◆ **Requirement**
Copy out all lines of the records in which the word "Event" appears.

---------- Data extract

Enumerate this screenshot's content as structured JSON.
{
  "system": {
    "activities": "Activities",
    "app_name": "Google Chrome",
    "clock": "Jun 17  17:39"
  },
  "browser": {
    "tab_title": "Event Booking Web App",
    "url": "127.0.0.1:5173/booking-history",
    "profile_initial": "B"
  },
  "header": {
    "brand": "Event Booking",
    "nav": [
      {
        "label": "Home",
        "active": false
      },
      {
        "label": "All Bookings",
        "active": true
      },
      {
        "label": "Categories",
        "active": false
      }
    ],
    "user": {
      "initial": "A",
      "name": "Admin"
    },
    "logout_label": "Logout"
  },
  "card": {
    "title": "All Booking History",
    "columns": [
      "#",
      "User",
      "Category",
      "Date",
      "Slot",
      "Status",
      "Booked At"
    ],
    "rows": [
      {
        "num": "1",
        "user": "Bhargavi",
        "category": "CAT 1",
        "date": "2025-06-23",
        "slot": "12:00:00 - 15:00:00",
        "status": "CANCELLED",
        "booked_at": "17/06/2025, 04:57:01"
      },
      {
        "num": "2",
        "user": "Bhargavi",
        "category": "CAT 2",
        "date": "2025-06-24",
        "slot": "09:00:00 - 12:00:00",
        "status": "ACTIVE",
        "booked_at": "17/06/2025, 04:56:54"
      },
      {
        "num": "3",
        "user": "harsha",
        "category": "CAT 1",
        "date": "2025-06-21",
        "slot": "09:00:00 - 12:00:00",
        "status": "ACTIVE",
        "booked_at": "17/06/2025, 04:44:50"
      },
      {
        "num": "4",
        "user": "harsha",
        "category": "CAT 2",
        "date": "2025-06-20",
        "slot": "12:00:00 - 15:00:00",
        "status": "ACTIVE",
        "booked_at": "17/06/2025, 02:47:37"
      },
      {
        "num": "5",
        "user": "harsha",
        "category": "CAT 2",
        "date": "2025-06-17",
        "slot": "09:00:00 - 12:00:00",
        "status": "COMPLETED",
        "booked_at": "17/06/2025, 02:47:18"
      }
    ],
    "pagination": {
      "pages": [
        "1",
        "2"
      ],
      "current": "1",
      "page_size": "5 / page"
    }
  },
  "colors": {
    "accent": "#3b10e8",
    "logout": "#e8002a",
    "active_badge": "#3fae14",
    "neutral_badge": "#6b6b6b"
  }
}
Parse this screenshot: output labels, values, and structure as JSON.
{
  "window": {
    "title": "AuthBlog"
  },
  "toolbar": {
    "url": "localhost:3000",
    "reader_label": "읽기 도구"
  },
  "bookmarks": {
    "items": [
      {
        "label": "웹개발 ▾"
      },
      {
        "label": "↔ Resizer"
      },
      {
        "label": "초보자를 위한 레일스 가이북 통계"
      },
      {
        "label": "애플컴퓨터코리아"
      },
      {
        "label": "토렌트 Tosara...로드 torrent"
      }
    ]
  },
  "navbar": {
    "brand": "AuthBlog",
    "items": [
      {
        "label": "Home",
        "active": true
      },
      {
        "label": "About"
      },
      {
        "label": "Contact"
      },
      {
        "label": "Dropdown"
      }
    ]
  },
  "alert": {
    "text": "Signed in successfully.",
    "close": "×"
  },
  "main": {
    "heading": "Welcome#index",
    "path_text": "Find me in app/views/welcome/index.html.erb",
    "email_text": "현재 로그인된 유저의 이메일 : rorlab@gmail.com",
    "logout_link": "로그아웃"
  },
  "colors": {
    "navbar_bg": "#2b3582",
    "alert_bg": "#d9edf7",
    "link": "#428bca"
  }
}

--------------------

◆ **Exercise solution**
    "tab_title": "Event Booking Web App",
    "brand": "Event Booking",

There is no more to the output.